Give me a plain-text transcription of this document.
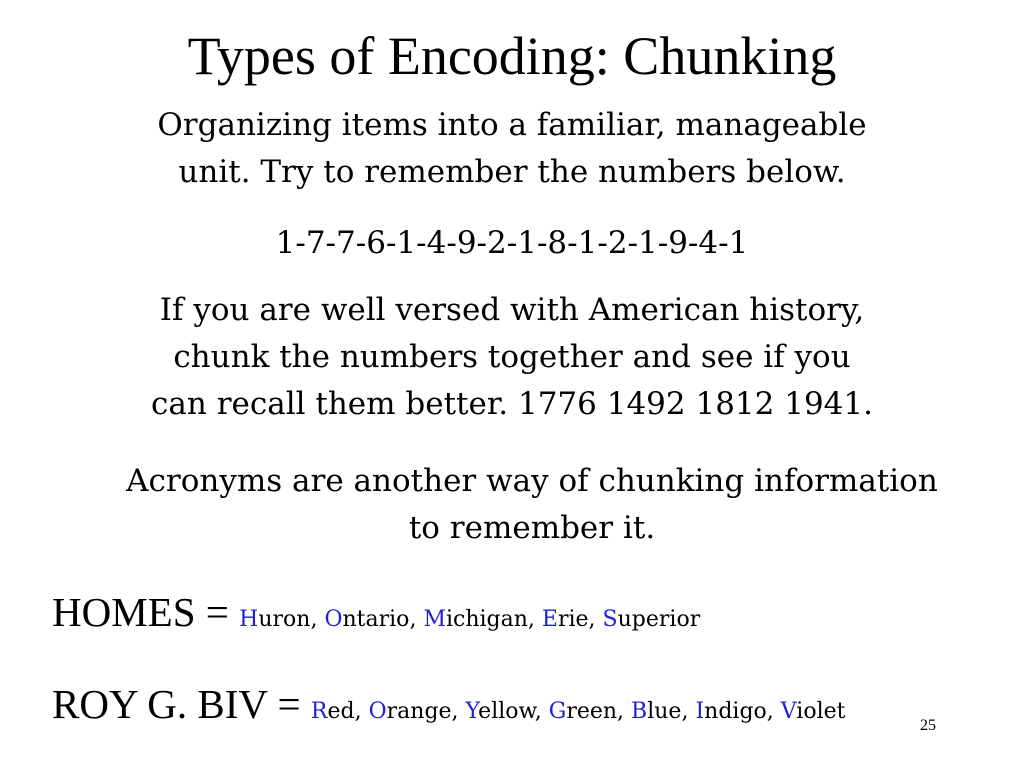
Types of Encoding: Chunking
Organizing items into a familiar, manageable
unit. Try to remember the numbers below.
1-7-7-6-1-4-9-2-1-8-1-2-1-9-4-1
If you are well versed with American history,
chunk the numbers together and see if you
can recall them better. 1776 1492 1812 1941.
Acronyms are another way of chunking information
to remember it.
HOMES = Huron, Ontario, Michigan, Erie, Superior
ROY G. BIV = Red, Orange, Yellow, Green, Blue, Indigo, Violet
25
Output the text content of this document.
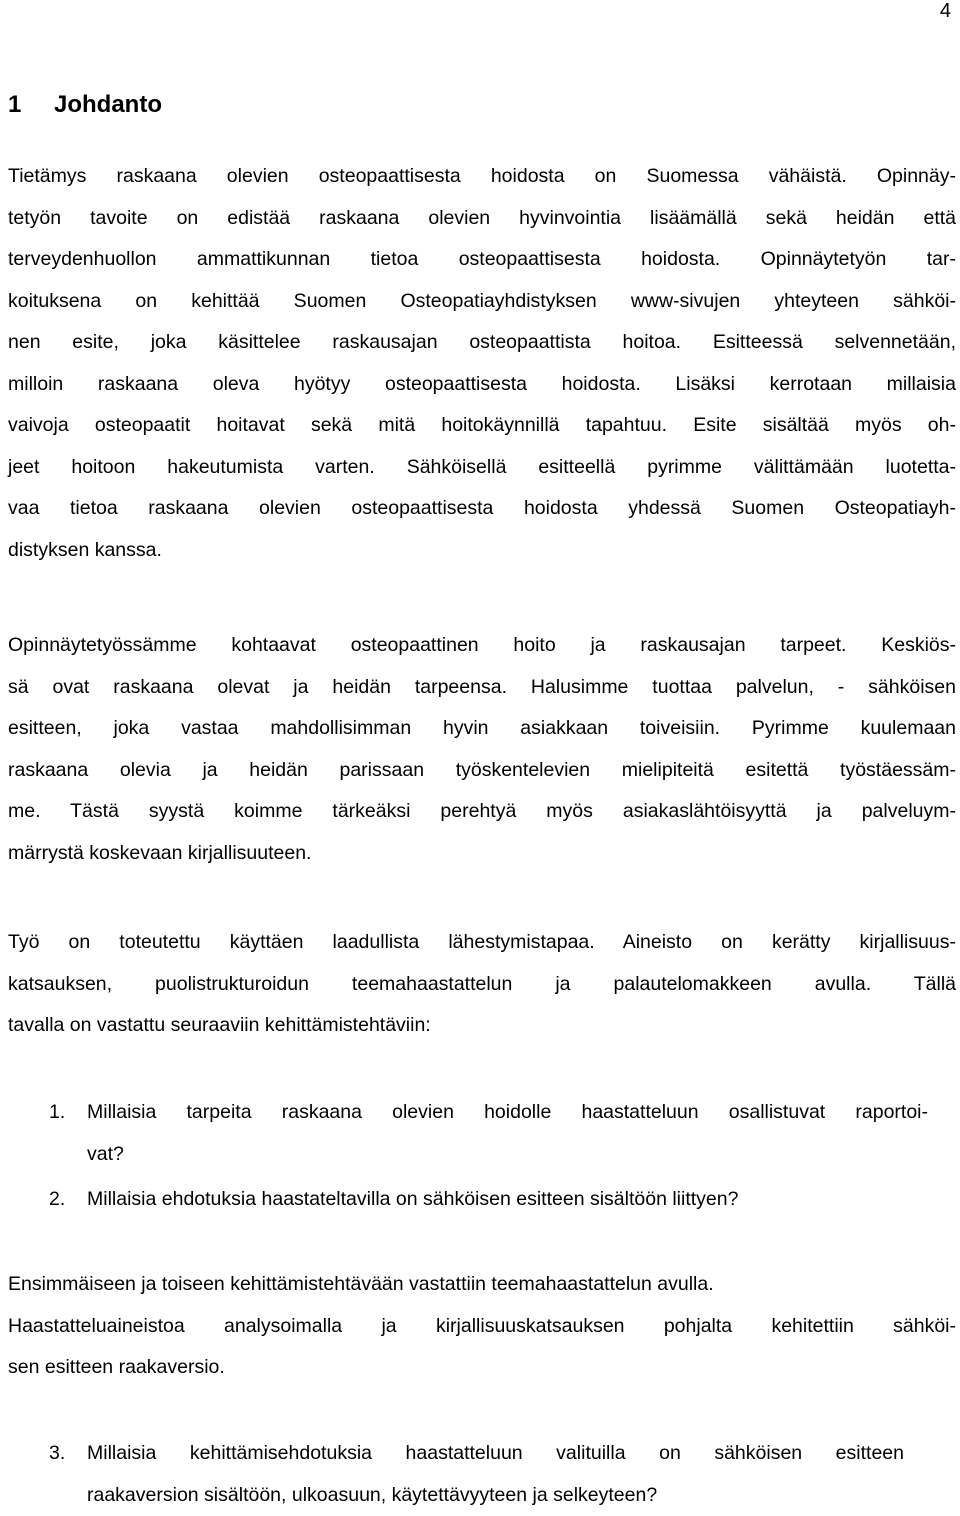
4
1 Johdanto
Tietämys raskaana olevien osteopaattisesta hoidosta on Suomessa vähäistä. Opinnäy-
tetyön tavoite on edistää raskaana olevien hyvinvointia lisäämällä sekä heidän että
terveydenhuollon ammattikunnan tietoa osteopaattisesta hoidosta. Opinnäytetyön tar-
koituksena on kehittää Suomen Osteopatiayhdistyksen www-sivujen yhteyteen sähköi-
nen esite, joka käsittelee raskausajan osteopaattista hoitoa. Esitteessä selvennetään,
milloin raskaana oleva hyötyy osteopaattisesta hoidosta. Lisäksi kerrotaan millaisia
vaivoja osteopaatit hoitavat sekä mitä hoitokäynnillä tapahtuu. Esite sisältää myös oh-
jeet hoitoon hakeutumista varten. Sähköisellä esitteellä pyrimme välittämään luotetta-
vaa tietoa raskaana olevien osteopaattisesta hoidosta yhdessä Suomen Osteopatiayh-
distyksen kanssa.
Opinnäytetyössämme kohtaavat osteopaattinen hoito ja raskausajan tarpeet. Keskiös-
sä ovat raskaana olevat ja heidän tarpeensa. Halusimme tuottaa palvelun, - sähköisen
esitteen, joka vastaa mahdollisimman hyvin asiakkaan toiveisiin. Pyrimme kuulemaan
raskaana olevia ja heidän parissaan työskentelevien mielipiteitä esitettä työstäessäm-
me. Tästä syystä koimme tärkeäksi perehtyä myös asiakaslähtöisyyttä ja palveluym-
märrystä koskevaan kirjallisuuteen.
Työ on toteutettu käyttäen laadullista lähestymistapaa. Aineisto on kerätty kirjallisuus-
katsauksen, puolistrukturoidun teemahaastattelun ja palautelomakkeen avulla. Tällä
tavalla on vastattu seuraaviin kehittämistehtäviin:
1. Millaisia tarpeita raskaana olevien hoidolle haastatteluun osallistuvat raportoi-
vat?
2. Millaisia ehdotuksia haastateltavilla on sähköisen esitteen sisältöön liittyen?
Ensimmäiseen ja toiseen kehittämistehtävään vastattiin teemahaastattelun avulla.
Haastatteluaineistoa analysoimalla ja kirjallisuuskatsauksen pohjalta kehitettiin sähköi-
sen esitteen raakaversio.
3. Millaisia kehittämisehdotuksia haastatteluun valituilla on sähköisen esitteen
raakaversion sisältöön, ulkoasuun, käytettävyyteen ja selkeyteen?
* * *
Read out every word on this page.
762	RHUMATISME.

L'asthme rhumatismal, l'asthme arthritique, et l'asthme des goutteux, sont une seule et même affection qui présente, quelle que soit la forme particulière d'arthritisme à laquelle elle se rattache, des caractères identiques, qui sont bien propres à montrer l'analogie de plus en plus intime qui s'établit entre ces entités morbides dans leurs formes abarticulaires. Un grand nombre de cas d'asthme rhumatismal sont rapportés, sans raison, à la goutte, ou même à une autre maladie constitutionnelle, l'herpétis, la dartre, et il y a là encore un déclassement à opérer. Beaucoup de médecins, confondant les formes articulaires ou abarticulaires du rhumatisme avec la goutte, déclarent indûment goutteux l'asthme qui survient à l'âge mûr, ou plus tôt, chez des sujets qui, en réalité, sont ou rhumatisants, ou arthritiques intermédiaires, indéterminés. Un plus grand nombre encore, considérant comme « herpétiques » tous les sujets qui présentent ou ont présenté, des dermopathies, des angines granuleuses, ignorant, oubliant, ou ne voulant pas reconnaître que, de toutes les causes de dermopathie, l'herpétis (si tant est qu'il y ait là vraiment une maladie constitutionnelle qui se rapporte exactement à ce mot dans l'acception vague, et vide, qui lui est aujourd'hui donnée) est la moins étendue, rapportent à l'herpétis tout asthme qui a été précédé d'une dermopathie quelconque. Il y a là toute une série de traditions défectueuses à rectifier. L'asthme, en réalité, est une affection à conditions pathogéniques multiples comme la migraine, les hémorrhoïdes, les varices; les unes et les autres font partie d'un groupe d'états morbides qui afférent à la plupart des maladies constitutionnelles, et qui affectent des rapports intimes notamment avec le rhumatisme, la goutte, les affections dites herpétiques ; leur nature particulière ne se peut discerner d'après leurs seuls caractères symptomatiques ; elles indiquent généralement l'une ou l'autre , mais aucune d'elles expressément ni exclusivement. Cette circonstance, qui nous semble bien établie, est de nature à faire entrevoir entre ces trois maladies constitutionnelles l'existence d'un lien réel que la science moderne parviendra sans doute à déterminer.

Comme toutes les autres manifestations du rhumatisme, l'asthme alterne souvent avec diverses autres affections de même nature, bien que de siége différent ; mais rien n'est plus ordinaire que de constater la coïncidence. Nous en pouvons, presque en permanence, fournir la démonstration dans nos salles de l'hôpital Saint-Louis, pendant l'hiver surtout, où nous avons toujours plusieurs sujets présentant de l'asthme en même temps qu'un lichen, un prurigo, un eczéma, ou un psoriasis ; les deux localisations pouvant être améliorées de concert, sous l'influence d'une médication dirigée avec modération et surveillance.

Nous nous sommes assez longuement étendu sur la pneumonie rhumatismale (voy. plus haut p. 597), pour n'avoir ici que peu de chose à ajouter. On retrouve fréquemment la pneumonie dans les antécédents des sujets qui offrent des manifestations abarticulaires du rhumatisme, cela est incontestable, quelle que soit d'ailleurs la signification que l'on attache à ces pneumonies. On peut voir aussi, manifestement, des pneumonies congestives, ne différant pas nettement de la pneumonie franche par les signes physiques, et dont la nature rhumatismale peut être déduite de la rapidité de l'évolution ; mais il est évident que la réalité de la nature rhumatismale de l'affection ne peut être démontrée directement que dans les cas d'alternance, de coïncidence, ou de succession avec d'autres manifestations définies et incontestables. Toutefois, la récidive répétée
* * *
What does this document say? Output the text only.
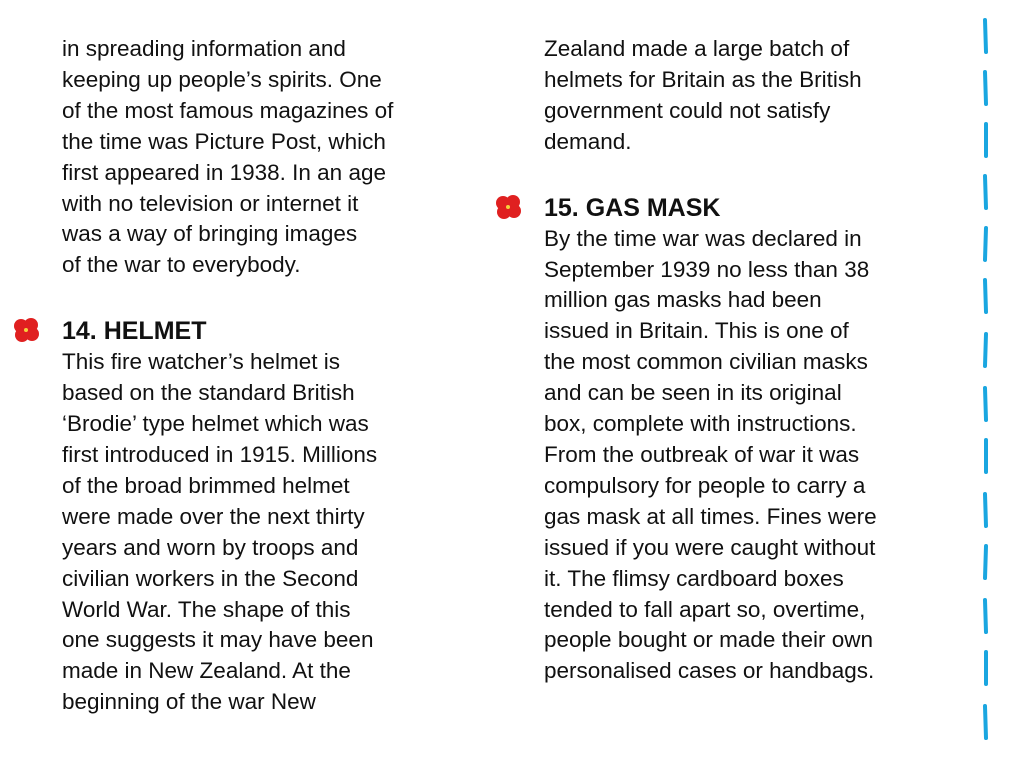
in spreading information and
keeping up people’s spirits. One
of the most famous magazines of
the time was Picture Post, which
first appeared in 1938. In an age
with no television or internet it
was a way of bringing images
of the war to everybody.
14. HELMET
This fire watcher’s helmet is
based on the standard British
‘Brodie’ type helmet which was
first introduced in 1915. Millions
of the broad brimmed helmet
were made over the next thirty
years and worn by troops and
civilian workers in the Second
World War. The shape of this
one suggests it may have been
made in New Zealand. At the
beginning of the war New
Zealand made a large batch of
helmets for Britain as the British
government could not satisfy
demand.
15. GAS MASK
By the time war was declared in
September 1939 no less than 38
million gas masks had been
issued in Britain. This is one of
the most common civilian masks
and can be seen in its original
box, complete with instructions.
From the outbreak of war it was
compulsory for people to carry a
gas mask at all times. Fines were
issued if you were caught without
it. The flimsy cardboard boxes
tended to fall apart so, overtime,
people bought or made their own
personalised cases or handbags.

§ TASK GOAL
Which lines of the material contain the string "hoidosta"? List each of them.

§ REPLY
Tietämys raskaana olevien osteopaattisesta hoidosta on Suomessa vähäistä. Opinnäy-
terveydenhuollon ammattikunnan tietoa osteopaattisesta hoidosta. Opinnäytetyön tar-
milloin raskaana oleva hyötyy osteopaattisesta hoidosta. Lisäksi kerrotaan millaisia
vaa tietoa raskaana olevien osteopaattisesta hoidosta yhdessä Suomen Osteopatiayh-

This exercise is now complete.